[Required work]: Each entry below should be written out exactly as it is, with no pictures.

[Material provided]:
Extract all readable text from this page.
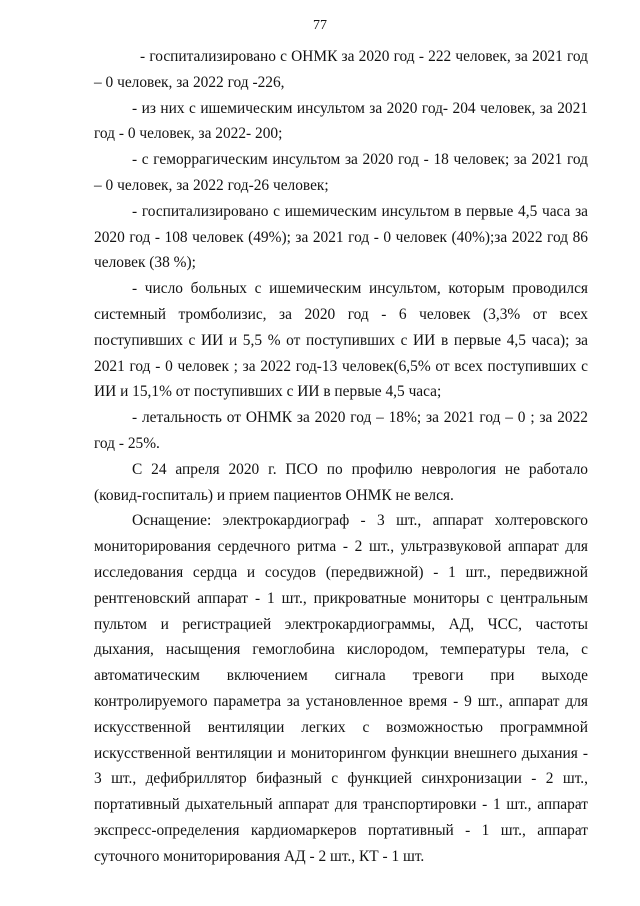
77

- госпитализировано с ОНМК за 2020 год - 222 человек, за 2021 год – 0 человек, за 2022 год -226,

- из них с ишемическим инсультом за 2020 год- 204 человек, за 2021 год - 0 человек, за 2022- 200;

- с геморрагическим инсультом за 2020 год - 18 человек; за 2021 год – 0 человек, за 2022 год-26 человек;

- госпитализировано с ишемическим инсультом в первые 4,5 часа за 2020 год - 108 человек (49%); за 2021 год - 0 человек (40%);за 2022 год 86 человек (38 %);

- число больных с ишемическим инсультом, которым проводился системный тромболизис, за 2020 год - 6 человек (3,3% от всех поступивших с ИИ и 5,5 % от поступивших с ИИ в первые 4,5 часа); за 2021 год - 0 человек ; за 2022 год-13 человек(6,5% от всех поступивших с ИИ и 15,1% от поступивших с ИИ в первые 4,5 часа;

- летальность от ОНМК за 2020 год – 18%; за 2021 год – 0 ; за 2022 год - 25%.

С 24 апреля 2020 г. ПСО по профилю неврология не работало (ковид-госпиталь) и прием пациентов ОНМК не велся.

Оснащение: электрокардиограф - 3 шт., аппарат холтеровского мониторирования сердечного ритма - 2 шт., ультразвуковой аппарат для исследования сердца и сосудов (передвижной) - 1 шт., передвижной рентгеновский аппарат - 1 шт., прикроватные мониторы с центральным пультом и регистрацией электрокардиограммы, АД, ЧСС, частоты дыхания, насыщения гемоглобина кислородом, температуры тела, с автоматическим включением сигнала тревоги при выходе контролируемого параметра за установленное время - 9 шт., аппарат для искусственной вентиляции легких с возможностью программной искусственной вентиляции и мониторингом функции внешнего дыхания - 3 шт., дефибриллятор бифазный с функцией синхронизации - 2 шт., портативный дыхательный аппарат для транспортировки - 1 шт., аппарат экспресс-определения кардиомаркеров портативный - 1 шт., аппарат суточного мониторирования АД - 2 шт., КТ - 1 шт.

[Reply]:
Extract all readable text from this page.
77

- госпитализировано с ОНМК за 2020 год - 222 человек, за 2021 год – 0 человек, за 2022 год -226,

- из них с ишемическим инсультом за 2020 год- 204 человек, за 2021 год - 0 человек, за 2022- 200;

- с геморрагическим инсультом за 2020 год - 18 человек; за 2021 год – 0 человек, за 2022 год-26 человек;

- госпитализировано с ишемическим инсультом в первые 4,5 часа за 2020 год - 108 человек (49%); за 2021 год - 0 человек (40%);за 2022 год 86 человек (38 %);

- число больных с ишемическим инсультом, которым проводился системный тромболизис, за 2020 год - 6 человек (3,3% от всех поступивших с ИИ и 5,5 % от поступивших с ИИ в первые 4,5 часа); за 2021 год - 0 человек ; за 2022 год-13 человек(6,5% от всех поступивших с ИИ и 15,1% от поступивших с ИИ в первые 4,5 часа;

- летальность от ОНМК за 2020 год – 18%; за 2021 год – 0 ; за 2022 год - 25%.

С 24 апреля 2020 г. ПСО по профилю неврология не работало (ковид-госпиталь) и прием пациентов ОНМК не велся.

Оснащение: электрокардиограф - 3 шт., аппарат холтеровского мониторирования сердечного ритма - 2 шт., ультразвуковой аппарат для исследования сердца и сосудов (передвижной) - 1 шт., передвижной рентгеновский аппарат - 1 шт., прикроватные мониторы с центральным пультом и регистрацией электрокардиограммы, АД, ЧСС, частоты дыхания, насыщения гемоглобина кислородом, температуры тела, с автоматическим включением сигнала тревоги при выходе контролируемого параметра за установленное время - 9 шт., аппарат для искусственной вентиляции легких с возможностью программной искусственной вентиляции и мониторингом функции внешнего дыхания - 3 шт., дефибриллятор бифазный с функцией синхронизации - 2 шт., портативный дыхательный аппарат для транспортировки - 1 шт., аппарат экспресс-определения кардиомаркеров портативный - 1 шт., аппарат суточного мониторирования АД - 2 шт., КТ - 1 шт.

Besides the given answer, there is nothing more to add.